## Written problem
Report the total number of lines that include the string "Çerezlik", without any other text.

* BEGIN *

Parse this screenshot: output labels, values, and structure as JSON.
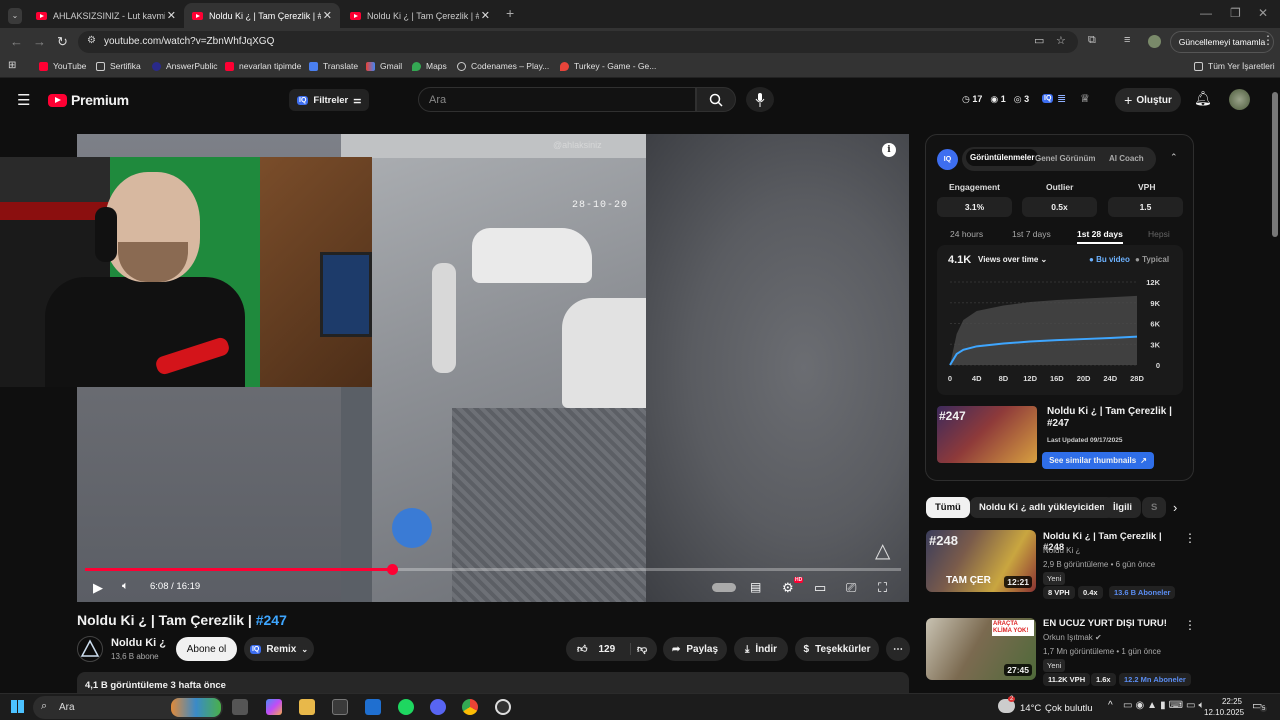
{
  "browser": {
    "tabs": [
      {
        "label": "AHLAKSIZSINIZ - Lut kavminde"
      },
      {
        "label": "Noldu Ki ¿ | Tam Çerezlik | #247"
      },
      {
        "label": "Noldu Ki ¿ | Tam Çerezlik | #248"
      }
    ],
    "url": "youtube.com/watch?v=ZbnWhfJqXGQ",
    "update_label": "Güncellemeyi tamamla",
    "bookmarks": [
      "YouTube",
      "Sertifika",
      "AnswerPublic",
      "nevarlan tipimde",
      "Translate",
      "Gmail",
      "Maps",
      "Codenames – Play...",
      "Turkey - Game - Ge..."
    ],
    "all_bookmarks": "Tüm Yer İşaretleri"
  },
  "header": {
    "logo": "Premium",
    "filters": "Filtreler",
    "search_placeholder": "Ara",
    "counter_a": "17",
    "counter_b": "1",
    "counter_c": "3",
    "create": "Oluştur",
    "colors": {
      "brand": "#ff0033",
      "link": "#3ea6ff",
      "iq": "#3d6ef0"
    }
  },
  "player": {
    "watermark": "@ahlaksiniz",
    "timestamp": "28-10-20",
    "time": "6:08 / 16:19",
    "progress_fraction": 0.376,
    "settings_badge": "HD"
  },
  "video": {
    "title_main": "Noldu Ki ¿ | Tam Çerezlik | ",
    "title_hash": "#247",
    "channel": "Noldu Ki ¿",
    "subs": "13,6 B abone",
    "subscribe": "Abone ol",
    "remix": "Remix",
    "likes": "129",
    "share": "Paylaş",
    "download": "İndir",
    "thanks": "Teşekkürler",
    "views": "4,1 B görüntüleme",
    "ago": "3 hafta önce"
  },
  "panel": {
    "tabs": [
      "Görüntülenmeler",
      "Genel Görünüm",
      "AI Coach"
    ],
    "metrics": [
      {
        "label": "Engagement",
        "value": "3.1%"
      },
      {
        "label": "Outlier",
        "value": "0.5x"
      },
      {
        "label": "VPH",
        "value": "1.5"
      }
    ],
    "ranges": [
      "24 hours",
      "1st 7 days",
      "1st 28 days",
      "Hepsi"
    ],
    "views_total": "4.1K",
    "views_selector": "Views over time",
    "legend": [
      "Bu video",
      "Typical"
    ],
    "card_title": "Noldu Ki ¿ | Tam Çerezlik | #247",
    "card_updated": "Last Updated 09/17/2025",
    "card_button": "See similar thumbnails"
  },
  "chart_data": {
    "type": "area",
    "x_ticks": [
      "0",
      "4D",
      "8D",
      "12D",
      "16D",
      "20D",
      "24D",
      "28D"
    ],
    "y_ticks": [
      "0",
      "3K",
      "6K",
      "9K",
      "12K"
    ],
    "ylim": [
      0,
      12000
    ],
    "series": [
      {
        "name": "Bu video",
        "x": [
          0,
          1,
          2,
          4,
          8,
          12,
          16,
          20,
          24,
          28
        ],
        "values": [
          0,
          1600,
          2200,
          2700,
          3100,
          3400,
          3600,
          3750,
          3900,
          4100
        ]
      },
      {
        "name": "Typical",
        "x": [
          0,
          1,
          2,
          4,
          8,
          12,
          16,
          20,
          24,
          28
        ],
        "values": [
          0,
          4500,
          6500,
          7800,
          8600,
          9100,
          9400,
          9600,
          9800,
          10000
        ]
      }
    ]
  },
  "chips": [
    "Tümü",
    "Noldu Ki ¿ adlı yükleyiciden",
    "İlgili",
    "S"
  ],
  "related": [
    {
      "title": "Noldu Ki ¿ | Tam Çerezlik | #248",
      "channel": "Noldu Ki ¿",
      "meta": "2,9 B görüntüleme • 6 gün önce",
      "badge": "Yeni",
      "duration": "12:21",
      "vph": "8 VPH",
      "mult": "0.4x",
      "subs": "13.6 B Aboneler",
      "thumb_text": "#248",
      "thumb_sub": "TAM ÇER"
    },
    {
      "title": "EN UCUZ YURT DIŞI TURU!",
      "channel": "Orkun Işıtmak",
      "meta": "1,7 Mn görüntüleme • 1 gün önce",
      "badge": "Yeni",
      "duration": "27:45",
      "vph": "11.2K VPH",
      "mult": "1.6x",
      "subs": "12.2 Mn Aboneler",
      "thumb_text": "ARAÇTA KLİMA YOK!"
    }
  ],
  "taskbar": {
    "search": "Ara",
    "weather_temp": "14°C",
    "weather_desc": "Çok bulutlu",
    "time": "22:25",
    "date": "12.10.2025",
    "notif": "5",
    "weather_badge": "2"
  }
}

* END *

## The reply
5